AVAILABLE DATA
************
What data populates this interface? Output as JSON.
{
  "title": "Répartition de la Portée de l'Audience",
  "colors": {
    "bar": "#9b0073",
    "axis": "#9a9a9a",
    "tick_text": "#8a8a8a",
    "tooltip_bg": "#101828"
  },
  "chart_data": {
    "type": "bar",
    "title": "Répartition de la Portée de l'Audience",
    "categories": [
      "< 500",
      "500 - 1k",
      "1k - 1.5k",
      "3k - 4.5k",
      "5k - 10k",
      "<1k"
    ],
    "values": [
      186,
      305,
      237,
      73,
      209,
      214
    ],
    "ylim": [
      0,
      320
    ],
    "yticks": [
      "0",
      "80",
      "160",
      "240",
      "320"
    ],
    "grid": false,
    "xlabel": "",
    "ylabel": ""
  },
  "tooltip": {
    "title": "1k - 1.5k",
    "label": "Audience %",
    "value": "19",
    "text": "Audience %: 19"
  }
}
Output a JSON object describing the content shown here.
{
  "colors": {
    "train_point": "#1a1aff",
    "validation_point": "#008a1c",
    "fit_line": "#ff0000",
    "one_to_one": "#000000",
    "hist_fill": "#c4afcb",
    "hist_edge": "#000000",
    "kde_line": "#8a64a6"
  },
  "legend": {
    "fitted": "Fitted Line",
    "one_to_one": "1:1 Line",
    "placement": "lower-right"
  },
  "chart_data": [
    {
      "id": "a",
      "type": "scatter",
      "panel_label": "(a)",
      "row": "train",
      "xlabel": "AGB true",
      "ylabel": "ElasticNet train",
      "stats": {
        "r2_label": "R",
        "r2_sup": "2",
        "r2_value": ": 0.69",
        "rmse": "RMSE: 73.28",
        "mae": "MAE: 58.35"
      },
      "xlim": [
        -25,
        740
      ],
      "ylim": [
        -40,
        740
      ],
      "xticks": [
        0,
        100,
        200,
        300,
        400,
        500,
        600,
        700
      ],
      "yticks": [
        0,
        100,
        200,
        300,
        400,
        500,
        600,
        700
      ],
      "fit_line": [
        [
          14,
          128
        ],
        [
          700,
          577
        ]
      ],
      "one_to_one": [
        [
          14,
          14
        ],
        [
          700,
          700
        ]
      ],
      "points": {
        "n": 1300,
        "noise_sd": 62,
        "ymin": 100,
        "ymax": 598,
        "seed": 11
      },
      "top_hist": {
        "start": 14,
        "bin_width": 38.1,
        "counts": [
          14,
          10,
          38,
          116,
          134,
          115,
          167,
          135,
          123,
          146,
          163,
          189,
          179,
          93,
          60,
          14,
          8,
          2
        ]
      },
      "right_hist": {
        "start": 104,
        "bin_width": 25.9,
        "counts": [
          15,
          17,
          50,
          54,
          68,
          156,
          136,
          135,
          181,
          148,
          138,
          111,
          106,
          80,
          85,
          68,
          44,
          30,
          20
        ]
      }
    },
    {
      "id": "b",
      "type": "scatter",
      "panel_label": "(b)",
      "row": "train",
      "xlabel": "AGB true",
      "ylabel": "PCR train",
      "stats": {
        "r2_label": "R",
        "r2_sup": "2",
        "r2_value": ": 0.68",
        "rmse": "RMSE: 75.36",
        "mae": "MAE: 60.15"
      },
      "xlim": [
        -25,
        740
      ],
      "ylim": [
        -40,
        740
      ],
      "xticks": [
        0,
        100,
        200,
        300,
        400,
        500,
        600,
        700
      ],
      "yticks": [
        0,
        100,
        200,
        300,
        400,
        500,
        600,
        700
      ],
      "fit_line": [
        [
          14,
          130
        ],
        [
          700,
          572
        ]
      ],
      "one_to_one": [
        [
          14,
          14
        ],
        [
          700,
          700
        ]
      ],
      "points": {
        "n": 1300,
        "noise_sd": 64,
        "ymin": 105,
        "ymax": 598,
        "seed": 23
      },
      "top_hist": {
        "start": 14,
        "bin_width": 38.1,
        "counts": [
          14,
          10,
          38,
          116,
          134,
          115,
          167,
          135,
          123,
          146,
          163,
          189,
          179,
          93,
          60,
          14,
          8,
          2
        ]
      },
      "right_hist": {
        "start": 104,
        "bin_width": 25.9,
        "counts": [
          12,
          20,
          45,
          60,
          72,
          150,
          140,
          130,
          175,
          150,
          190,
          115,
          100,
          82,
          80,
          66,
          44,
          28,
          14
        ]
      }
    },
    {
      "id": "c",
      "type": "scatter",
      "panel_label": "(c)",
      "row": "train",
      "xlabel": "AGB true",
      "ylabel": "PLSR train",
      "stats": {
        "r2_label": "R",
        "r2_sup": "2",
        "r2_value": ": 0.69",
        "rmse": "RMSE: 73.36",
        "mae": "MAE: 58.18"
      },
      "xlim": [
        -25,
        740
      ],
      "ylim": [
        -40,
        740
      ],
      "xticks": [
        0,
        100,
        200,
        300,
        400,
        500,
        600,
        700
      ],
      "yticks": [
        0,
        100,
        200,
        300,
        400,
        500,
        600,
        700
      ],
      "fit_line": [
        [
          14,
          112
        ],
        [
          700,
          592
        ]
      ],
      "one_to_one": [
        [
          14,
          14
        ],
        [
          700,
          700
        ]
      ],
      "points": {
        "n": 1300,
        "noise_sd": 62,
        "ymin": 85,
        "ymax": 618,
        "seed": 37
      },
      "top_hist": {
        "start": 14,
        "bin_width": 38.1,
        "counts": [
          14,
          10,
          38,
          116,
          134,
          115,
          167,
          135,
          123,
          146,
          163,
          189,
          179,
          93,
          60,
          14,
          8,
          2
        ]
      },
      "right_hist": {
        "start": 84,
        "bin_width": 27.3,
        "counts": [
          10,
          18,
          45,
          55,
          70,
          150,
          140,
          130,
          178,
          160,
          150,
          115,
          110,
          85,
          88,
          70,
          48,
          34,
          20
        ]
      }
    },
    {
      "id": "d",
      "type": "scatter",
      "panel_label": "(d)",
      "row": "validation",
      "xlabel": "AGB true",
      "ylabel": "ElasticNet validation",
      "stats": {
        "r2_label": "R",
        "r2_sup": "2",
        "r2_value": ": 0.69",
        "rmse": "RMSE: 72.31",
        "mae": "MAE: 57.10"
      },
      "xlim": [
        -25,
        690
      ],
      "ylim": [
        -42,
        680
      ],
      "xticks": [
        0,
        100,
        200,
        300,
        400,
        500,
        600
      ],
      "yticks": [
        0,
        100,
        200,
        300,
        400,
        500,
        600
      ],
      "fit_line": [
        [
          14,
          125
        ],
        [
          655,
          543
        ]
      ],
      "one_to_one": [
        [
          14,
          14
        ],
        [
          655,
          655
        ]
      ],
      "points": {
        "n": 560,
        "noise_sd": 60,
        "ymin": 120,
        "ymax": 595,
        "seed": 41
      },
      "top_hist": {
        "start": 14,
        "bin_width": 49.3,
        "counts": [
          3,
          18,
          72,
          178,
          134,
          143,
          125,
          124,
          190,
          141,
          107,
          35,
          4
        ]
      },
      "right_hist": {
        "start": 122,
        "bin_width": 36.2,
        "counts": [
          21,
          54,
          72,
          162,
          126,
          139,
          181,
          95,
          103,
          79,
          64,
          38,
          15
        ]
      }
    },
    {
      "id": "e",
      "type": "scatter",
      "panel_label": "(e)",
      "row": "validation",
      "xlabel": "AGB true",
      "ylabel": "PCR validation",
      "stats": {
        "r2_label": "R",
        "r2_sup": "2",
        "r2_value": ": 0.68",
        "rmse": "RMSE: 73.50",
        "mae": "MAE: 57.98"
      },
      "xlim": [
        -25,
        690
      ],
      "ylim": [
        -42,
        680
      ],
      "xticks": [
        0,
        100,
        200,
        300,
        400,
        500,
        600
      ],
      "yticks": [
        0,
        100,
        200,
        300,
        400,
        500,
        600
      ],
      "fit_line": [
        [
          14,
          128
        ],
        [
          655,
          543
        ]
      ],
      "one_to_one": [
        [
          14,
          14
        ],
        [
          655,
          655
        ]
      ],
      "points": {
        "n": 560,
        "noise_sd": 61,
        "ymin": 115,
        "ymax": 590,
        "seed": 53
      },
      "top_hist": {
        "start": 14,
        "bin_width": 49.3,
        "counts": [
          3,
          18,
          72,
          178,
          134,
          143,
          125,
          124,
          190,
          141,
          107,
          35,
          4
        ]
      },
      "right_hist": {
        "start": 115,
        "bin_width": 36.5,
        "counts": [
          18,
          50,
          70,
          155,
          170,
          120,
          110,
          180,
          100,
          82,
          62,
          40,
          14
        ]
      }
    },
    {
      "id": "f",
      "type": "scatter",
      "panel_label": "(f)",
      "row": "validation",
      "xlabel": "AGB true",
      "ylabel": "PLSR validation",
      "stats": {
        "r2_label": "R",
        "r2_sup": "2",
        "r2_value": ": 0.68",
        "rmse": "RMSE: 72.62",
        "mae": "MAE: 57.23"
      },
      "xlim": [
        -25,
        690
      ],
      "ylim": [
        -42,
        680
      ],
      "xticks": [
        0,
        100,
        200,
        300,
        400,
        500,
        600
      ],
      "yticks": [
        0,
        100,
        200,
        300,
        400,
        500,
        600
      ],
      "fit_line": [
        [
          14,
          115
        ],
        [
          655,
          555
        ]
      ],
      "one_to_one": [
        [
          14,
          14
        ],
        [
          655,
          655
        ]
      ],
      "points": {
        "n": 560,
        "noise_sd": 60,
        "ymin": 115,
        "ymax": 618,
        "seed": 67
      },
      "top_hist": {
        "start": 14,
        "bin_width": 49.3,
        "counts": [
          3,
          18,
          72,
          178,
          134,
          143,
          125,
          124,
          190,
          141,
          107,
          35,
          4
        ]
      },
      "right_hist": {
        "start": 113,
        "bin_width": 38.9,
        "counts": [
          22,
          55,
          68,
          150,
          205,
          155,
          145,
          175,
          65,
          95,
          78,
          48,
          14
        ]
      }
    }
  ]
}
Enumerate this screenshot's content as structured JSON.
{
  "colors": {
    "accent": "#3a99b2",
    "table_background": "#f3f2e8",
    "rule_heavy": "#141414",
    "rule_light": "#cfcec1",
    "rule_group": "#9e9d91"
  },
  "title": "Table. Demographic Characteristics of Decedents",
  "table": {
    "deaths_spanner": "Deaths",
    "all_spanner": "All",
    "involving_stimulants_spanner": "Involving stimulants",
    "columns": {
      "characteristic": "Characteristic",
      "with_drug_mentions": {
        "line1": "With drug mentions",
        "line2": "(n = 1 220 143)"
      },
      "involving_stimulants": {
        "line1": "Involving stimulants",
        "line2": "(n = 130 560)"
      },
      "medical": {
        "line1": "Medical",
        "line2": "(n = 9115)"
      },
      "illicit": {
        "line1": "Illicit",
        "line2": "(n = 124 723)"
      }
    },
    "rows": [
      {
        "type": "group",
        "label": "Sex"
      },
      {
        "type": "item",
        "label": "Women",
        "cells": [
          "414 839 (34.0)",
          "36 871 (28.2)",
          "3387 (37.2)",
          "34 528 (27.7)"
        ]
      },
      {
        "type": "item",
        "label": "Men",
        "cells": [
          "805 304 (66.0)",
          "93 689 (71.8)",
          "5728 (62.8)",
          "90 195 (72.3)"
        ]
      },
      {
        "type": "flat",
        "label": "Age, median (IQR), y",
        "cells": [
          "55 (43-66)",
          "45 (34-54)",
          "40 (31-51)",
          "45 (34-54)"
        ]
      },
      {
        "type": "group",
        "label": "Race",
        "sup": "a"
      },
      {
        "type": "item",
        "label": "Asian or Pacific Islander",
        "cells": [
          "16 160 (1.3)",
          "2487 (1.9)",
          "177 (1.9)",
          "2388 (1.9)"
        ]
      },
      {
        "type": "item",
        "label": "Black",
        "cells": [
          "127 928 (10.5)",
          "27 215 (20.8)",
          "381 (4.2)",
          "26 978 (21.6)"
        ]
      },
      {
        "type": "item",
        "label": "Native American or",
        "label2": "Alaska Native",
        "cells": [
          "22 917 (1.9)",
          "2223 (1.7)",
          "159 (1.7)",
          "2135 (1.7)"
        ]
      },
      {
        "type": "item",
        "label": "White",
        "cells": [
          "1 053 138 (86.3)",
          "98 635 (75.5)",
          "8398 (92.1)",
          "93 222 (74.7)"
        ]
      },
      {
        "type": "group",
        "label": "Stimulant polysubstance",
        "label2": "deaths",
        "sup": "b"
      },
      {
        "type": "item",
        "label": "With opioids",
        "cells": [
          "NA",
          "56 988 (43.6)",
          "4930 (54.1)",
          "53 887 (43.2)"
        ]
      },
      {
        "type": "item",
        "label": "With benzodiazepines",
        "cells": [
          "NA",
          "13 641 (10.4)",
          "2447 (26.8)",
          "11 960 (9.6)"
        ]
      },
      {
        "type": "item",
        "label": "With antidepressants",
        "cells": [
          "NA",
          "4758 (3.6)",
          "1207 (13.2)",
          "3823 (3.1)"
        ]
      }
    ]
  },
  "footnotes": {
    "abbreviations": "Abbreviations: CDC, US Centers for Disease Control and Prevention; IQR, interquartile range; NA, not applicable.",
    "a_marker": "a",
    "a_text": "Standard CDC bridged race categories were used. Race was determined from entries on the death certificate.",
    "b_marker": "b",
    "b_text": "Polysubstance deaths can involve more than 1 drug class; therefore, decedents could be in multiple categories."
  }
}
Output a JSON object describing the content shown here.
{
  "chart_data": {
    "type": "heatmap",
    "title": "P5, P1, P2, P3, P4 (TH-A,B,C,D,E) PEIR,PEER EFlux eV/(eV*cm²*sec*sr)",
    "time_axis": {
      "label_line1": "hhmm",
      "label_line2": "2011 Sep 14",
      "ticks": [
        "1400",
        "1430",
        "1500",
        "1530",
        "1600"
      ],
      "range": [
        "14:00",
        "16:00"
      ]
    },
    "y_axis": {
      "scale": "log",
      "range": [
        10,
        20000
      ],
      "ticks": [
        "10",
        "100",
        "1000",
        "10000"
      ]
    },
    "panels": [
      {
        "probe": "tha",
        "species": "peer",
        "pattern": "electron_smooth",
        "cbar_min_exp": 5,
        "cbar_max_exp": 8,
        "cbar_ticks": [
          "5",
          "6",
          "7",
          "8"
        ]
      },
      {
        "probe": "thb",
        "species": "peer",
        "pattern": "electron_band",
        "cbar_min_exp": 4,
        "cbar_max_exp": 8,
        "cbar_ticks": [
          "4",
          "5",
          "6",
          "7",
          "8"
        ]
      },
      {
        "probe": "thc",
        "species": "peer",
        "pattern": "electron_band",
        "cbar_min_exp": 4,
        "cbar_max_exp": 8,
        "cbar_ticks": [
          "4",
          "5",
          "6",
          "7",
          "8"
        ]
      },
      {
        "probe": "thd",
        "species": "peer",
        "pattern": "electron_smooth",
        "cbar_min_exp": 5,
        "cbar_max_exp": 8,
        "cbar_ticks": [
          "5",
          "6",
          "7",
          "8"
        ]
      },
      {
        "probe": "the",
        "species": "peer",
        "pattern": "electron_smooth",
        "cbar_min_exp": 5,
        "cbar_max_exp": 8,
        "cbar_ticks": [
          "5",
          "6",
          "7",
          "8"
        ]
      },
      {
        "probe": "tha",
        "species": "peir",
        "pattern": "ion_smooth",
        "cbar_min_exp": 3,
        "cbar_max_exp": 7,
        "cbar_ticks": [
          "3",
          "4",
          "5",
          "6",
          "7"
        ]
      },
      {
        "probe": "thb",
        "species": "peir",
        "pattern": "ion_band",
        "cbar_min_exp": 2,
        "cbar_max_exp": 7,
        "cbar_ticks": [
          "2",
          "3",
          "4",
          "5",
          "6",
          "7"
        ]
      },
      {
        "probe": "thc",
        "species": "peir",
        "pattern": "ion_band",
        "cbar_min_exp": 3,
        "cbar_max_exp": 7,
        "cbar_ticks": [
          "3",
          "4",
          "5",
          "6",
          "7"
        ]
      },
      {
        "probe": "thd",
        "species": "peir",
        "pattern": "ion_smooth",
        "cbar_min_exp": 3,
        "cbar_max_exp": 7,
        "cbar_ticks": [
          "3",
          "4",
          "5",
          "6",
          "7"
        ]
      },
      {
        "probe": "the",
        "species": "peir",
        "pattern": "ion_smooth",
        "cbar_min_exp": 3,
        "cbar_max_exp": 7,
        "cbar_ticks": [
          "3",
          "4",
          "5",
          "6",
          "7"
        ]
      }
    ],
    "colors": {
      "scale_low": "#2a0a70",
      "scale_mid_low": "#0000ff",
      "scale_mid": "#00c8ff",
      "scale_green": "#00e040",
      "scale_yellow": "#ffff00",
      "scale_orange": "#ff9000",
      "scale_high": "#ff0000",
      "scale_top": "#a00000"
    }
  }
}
************
TASK DETAILS
Copy all lines from the entries that contain the word "Race".

THE RESPONSE
        "label": "Race",
    "a_text": "Standard CDC bridged race categories were used. Race was determined from entries on the death certificate.",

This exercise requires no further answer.